◆ **SET TASK**:
Copy each line below without leaving any out.

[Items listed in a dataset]

--- start ---

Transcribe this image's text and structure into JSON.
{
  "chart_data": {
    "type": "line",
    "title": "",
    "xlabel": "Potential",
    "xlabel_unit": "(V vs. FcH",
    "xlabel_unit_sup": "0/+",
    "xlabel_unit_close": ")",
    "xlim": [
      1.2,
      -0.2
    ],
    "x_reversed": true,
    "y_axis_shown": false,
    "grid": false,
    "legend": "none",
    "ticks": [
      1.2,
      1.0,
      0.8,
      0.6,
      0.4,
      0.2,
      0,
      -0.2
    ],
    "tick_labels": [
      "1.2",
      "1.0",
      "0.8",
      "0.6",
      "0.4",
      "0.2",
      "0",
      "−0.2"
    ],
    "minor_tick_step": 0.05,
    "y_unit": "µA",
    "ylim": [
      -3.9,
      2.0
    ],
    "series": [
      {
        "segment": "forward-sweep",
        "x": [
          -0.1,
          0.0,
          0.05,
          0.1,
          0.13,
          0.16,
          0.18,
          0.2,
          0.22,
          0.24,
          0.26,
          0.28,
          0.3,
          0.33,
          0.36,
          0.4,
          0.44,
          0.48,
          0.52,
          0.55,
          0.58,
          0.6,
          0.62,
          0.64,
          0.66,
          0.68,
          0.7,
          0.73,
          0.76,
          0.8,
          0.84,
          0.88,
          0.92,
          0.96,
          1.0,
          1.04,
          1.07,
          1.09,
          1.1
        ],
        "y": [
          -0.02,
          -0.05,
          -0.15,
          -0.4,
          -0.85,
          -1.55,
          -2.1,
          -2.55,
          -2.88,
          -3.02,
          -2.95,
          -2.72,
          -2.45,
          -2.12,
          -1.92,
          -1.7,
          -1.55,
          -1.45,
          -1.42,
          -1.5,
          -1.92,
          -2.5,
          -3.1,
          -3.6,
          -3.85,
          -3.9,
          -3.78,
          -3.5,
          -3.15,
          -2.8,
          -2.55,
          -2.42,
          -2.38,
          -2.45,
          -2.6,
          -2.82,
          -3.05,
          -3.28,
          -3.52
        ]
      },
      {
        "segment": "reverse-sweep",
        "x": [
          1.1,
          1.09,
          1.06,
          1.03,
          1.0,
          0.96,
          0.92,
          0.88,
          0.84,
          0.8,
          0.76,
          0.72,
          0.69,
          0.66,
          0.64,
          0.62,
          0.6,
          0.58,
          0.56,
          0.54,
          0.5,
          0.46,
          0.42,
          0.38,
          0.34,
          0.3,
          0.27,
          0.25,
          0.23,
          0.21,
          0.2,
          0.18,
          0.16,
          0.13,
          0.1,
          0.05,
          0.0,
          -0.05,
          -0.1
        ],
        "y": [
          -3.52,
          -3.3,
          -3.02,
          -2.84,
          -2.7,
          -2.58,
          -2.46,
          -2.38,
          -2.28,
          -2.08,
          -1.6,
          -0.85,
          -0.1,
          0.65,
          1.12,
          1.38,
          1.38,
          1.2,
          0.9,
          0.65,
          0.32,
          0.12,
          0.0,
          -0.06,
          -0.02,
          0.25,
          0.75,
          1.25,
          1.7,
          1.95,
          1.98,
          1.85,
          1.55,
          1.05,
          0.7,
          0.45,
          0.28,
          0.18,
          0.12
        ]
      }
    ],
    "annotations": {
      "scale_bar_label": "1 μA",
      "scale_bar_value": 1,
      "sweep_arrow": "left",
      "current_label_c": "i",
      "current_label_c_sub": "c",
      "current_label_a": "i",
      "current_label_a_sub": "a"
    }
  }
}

--- end ---

◆ **OUTPUT OF THE EXERCISE**:
Transcribe this image's text and structure into JSON.
{
  "chart_data": {
    "type": "line",
    "title": "",
    "xlabel": "Potential",
    "xlabel_unit": "(V vs. FcH",
    "xlabel_unit_sup": "0/+",
    "xlabel_unit_close": ")",
    "xlim": [
      1.2,
      -0.2
    ],
    "x_reversed": true,
    "y_axis_shown": false,
    "grid": false,
    "legend": "none",
    "ticks": [
      1.2,
      1.0,
      0.8,
      0.6,
      0.4,
      0.2,
      0,
      -0.2
    ],
    "tick_labels": [
      "1.2",
      "1.0",
      "0.8",
      "0.6",
      "0.4",
      "0.2",
      "0",
      "−0.2"
    ],
    "minor_tick_step": 0.05,
    "y_unit": "µA",
    "ylim": [
      -3.9,
      2.0
    ],
    "series": [
      {
        "segment": "forward-sweep",
        "x": [
          -0.1,
          0.0,
          0.05,
          0.1,
          0.13,
          0.16,
          0.18,
          0.2,
          0.22,
          0.24,
          0.26,
          0.28,
          0.3,
          0.33,
          0.36,
          0.4,
          0.44,
          0.48,
          0.52,
          0.55,
          0.58,
          0.6,
          0.62,
          0.64,
          0.66,
          0.68,
          0.7,
          0.73,
          0.76,
          0.8,
          0.84,
          0.88,
          0.92,
          0.96,
          1.0,
          1.04,
          1.07,
          1.09,
          1.1
        ],
        "y": [
          -0.02,
          -0.05,
          -0.15,
          -0.4,
          -0.85,
          -1.55,
          -2.1,
          -2.55,
          -2.88,
          -3.02,
          -2.95,
          -2.72,
          -2.45,
          -2.12,
          -1.92,
          -1.7,
          -1.55,
          -1.45,
          -1.42,
          -1.5,
          -1.92,
          -2.5,
          -3.1,
          -3.6,
          -3.85,
          -3.9,
          -3.78,
          -3.5,
          -3.15,
          -2.8,
          -2.55,
          -2.42,
          -2.38,
          -2.45,
          -2.6,
          -2.82,
          -3.05,
          -3.28,
          -3.52
        ]
      },
      {
        "segment": "reverse-sweep",
        "x": [
          1.1,
          1.09,
          1.06,
          1.03,
          1.0,
          0.96,
          0.92,
          0.88,
          0.84,
          0.8,
          0.76,
          0.72,
          0.69,
          0.66,
          0.64,
          0.62,
          0.6,
          0.58,
          0.56,
          0.54,
          0.5,
          0.46,
          0.42,
          0.38,
          0.34,
          0.3,
          0.27,
          0.25,
          0.23,
          0.21,
          0.2,
          0.18,
          0.16,
          0.13,
          0.1,
          0.05,
          0.0,
          -0.05,
          -0.1
        ],
        "y": [
          -3.52,
          -3.3,
          -3.02,
          -2.84,
          -2.7,
          -2.58,
          -2.46,
          -2.38,
          -2.28,
          -2.08,
          -1.6,
          -0.85,
          -0.1,
          0.65,
          1.12,
          1.38,
          1.38,
          1.2,
          0.9,
          0.65,
          0.32,
          0.12,
          0.0,
          -0.06,
          -0.02,
          0.25,
          0.75,
          1.25,
          1.7,
          1.95,
          1.98,
          1.85,
          1.55,
          1.05,
          0.7,
          0.45,
          0.28,
          0.18,
          0.12
        ]
      }
    ],
    "annotations": {
      "scale_bar_label": "1 μA",
      "scale_bar_value": 1,
      "sweep_arrow": "left",
      "current_label_c": "i",
      "current_label_c_sub": "c",
      "current_label_a": "i",
      "current_label_a_sub": "a"
    }
  }
}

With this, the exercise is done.